## EXERCISE REQUIREMENTS
Pick out the lines below that contain the string "based" and copy them all.

## RECORDS PROVIDED
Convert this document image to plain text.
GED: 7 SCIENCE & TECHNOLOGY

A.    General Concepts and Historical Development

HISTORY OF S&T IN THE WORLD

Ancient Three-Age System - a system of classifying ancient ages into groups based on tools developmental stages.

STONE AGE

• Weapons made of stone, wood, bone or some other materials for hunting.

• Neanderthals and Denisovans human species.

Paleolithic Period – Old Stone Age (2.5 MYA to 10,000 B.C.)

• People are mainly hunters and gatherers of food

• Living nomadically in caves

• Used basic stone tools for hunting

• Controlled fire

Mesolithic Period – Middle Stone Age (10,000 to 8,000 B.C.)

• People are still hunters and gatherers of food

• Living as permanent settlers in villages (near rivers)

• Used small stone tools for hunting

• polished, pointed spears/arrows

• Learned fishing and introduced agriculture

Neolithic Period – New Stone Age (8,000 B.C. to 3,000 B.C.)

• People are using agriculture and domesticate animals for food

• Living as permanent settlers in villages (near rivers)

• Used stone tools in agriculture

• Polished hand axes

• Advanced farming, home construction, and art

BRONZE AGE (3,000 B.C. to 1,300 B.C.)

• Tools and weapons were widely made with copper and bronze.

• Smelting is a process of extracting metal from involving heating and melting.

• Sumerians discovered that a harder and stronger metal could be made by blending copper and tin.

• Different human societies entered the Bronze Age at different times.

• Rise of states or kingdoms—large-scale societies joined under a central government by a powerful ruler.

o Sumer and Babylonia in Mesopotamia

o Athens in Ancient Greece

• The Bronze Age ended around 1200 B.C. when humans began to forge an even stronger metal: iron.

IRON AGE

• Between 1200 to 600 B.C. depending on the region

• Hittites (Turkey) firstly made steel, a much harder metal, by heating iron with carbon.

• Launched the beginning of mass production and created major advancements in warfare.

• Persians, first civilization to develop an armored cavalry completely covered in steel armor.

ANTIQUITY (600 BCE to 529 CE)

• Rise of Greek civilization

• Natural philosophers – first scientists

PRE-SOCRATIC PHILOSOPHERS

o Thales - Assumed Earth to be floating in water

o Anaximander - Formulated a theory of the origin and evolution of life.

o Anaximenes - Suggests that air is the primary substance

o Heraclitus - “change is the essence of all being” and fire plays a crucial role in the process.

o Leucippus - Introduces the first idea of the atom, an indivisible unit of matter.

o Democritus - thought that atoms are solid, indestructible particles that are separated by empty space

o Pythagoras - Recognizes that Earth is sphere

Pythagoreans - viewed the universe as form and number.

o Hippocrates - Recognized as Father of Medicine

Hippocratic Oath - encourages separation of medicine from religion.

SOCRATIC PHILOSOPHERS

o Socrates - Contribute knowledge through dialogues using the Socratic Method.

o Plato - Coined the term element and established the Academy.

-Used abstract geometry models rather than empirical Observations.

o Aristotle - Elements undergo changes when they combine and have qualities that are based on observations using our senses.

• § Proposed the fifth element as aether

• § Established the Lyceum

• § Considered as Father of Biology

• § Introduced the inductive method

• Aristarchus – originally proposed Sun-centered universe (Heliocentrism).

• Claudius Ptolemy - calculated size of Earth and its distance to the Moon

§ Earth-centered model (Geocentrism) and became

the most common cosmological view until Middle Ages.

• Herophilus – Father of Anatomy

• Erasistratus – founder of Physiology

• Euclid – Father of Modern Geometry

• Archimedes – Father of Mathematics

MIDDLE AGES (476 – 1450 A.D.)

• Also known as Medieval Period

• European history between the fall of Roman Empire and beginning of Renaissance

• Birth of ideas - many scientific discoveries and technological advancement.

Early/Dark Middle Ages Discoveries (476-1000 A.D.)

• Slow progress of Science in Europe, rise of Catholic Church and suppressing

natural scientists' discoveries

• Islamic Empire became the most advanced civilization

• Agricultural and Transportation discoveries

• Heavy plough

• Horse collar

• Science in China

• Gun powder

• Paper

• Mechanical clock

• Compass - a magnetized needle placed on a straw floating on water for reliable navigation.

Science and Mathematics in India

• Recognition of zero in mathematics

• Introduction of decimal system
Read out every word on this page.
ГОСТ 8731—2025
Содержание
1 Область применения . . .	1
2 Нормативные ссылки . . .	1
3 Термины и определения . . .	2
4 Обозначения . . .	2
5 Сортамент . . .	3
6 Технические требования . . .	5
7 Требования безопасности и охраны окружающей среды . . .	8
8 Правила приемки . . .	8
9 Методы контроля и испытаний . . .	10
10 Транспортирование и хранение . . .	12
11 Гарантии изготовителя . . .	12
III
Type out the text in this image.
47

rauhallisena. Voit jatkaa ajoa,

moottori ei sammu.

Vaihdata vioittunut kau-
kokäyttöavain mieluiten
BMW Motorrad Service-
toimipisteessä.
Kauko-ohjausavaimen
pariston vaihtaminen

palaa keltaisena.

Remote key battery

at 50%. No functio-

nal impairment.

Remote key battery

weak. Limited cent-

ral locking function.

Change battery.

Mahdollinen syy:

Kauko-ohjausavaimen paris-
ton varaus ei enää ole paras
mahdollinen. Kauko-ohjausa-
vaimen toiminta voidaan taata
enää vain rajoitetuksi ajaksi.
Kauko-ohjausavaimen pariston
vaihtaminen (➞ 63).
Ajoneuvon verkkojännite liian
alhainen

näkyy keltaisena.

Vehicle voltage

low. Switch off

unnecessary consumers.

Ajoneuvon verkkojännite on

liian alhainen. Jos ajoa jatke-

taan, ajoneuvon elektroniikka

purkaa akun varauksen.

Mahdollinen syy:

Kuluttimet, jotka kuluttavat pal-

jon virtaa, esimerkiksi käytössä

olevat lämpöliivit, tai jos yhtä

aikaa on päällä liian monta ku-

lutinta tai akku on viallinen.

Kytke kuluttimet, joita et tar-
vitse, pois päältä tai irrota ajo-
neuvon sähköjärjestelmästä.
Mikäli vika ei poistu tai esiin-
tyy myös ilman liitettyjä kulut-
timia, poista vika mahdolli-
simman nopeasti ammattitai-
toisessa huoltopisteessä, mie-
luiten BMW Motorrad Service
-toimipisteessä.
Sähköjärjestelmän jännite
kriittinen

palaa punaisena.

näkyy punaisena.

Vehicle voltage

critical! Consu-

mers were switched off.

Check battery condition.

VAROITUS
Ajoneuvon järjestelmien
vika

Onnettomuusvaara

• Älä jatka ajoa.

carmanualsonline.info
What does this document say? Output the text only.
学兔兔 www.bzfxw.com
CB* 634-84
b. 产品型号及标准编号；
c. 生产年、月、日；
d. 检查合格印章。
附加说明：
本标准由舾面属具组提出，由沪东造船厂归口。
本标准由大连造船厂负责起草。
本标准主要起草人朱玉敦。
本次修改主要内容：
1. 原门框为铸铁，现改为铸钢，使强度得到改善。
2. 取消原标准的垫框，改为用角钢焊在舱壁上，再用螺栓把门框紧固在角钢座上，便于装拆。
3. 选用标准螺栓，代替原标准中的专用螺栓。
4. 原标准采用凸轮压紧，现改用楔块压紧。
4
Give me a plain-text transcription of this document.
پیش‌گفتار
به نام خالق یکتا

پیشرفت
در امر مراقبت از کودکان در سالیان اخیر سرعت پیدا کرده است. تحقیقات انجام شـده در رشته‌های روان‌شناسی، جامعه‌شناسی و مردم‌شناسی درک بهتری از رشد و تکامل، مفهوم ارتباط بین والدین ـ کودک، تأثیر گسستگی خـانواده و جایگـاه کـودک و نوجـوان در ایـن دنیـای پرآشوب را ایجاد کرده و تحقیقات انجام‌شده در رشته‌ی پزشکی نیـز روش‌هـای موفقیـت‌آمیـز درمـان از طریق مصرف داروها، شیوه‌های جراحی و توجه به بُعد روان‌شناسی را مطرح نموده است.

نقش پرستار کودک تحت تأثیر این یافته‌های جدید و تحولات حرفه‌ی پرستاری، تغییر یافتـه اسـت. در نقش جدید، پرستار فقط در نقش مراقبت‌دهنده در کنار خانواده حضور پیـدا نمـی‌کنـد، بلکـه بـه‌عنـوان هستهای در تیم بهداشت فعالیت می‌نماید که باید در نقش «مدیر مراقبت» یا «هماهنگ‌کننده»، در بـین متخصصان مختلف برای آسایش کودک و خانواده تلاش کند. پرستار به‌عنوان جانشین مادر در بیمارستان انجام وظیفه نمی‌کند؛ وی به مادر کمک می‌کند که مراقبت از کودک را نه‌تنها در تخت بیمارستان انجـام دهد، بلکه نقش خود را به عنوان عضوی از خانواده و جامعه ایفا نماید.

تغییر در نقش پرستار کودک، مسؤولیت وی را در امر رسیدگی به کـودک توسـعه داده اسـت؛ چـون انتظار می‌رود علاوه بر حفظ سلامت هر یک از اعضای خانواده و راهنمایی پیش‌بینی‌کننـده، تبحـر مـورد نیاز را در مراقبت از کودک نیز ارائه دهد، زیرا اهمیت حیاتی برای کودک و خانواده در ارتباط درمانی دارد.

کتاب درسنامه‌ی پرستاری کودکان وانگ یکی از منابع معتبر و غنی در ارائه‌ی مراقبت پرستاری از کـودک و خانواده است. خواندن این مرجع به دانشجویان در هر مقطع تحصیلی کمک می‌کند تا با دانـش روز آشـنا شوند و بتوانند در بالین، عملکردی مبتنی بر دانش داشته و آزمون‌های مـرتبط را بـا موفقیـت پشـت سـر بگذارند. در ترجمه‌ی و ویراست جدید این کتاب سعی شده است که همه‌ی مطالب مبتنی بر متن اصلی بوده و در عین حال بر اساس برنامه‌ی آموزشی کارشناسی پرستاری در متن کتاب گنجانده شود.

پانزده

## TASK OUTPUT
Ancient Three-Age System - a system of classifying ancient ages into groups based on tools developmental stages.
o Aristotle - Elements undergo changes when they combine and have qualities that are based on observations using our senses.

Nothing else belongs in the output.